**EXERCISE TASK**: Quote all lines below exactly. Images stay out.

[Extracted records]
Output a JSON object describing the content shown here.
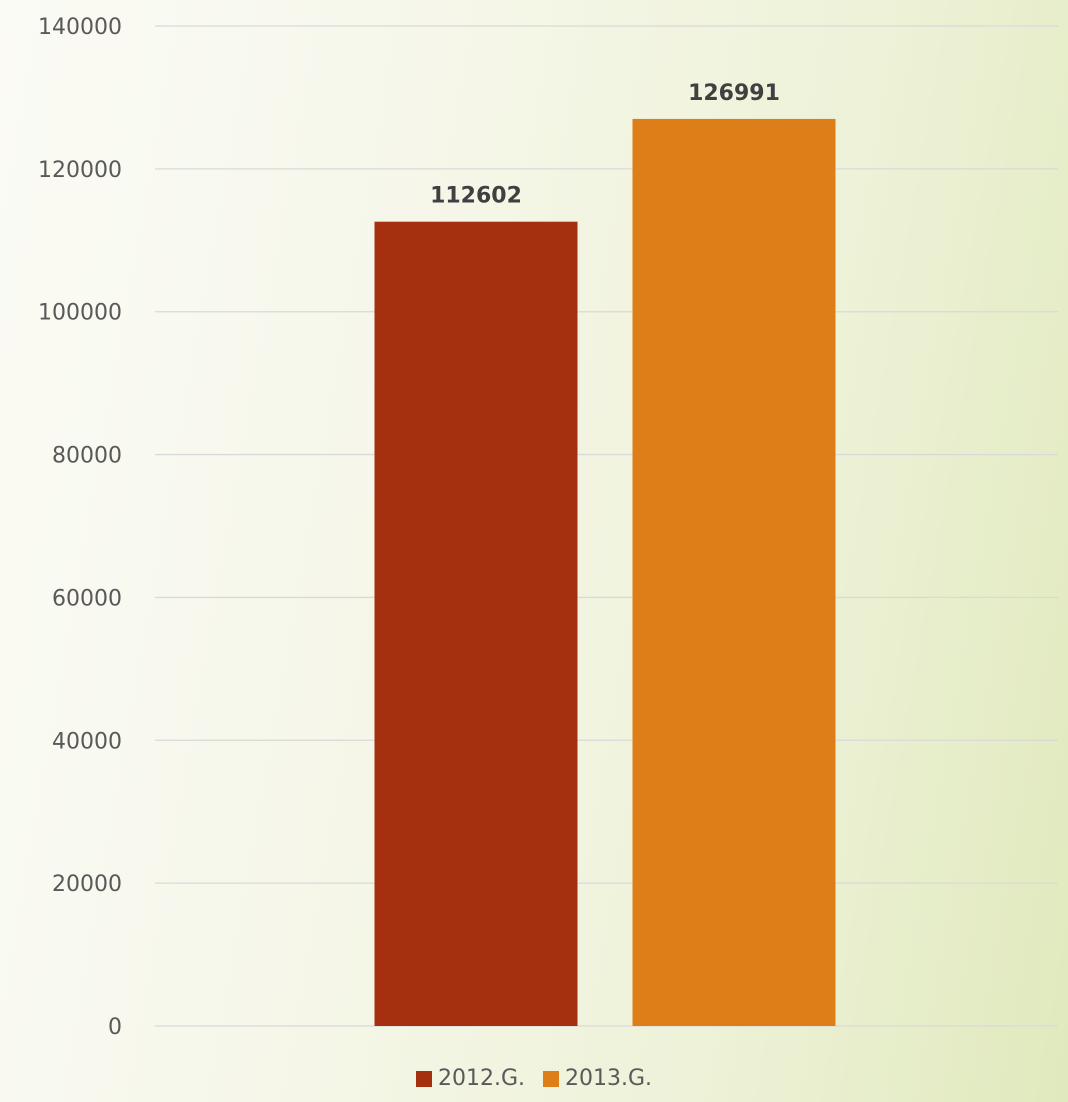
{
  "chart_data": {
    "type": "bar",
    "categories": [
      ""
    ],
    "series": [
      {
        "name": "2012.G.",
        "values": [
          112602
        ],
        "color": "#A5300F"
      },
      {
        "name": "2013.G.",
        "values": [
          126991
        ],
        "color": "#DE7E18"
      }
    ],
    "data_labels": [
      "112602",
      "126991"
    ],
    "ylim": [
      0,
      140000
    ],
    "yticks": [
      "0",
      "20000",
      "40000",
      "60000",
      "80000",
      "100000",
      "120000",
      "140000"
    ],
    "title": "",
    "xlabel": "",
    "ylabel": "",
    "grid": true,
    "legend_position": "bottom"
  }
}
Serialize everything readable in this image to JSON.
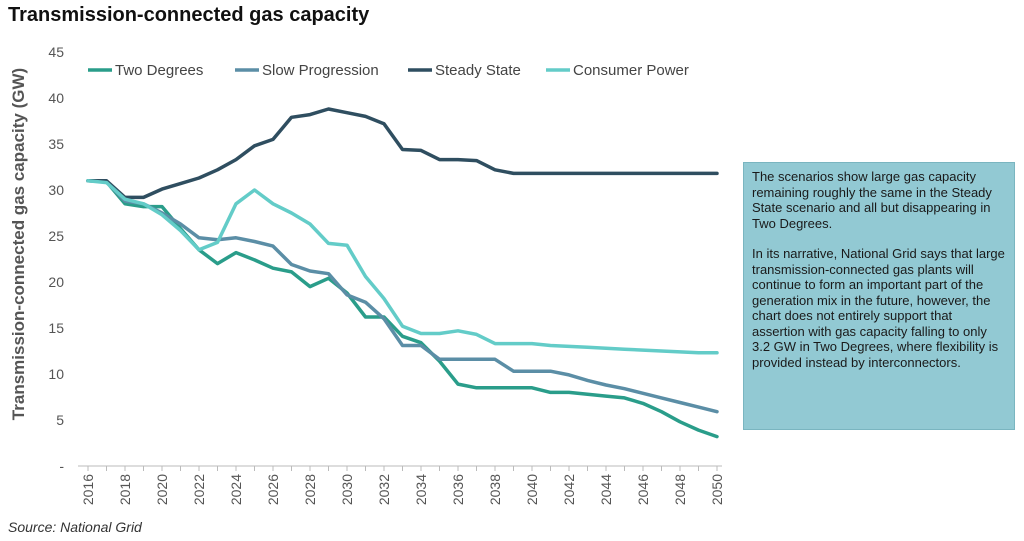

**CORRECT ANSWER**:
Output a JSON object describing the content shown here.
{
  "chart_data": {
    "type": "bar",
    "categories": [
      ""
    ],
    "series": [
      {
        "name": "2012.G.",
        "values": [
          112602
        ],
        "color": "#A5300F"
      },
      {
        "name": "2013.G.",
        "values": [
          126991
        ],
        "color": "#DE7E18"
      }
    ],
    "data_labels": [
      "112602",
      "126991"
    ],
    "ylim": [
      0,
      140000
    ],
    "yticks": [
      "0",
      "20000",
      "40000",
      "60000",
      "80000",
      "100000",
      "120000",
      "140000"
    ],
    "title": "",
    "xlabel": "",
    "ylabel": "",
    "grid": true,
    "legend_position": "bottom"
  }
}
Serialize everything readable in this image to JSON.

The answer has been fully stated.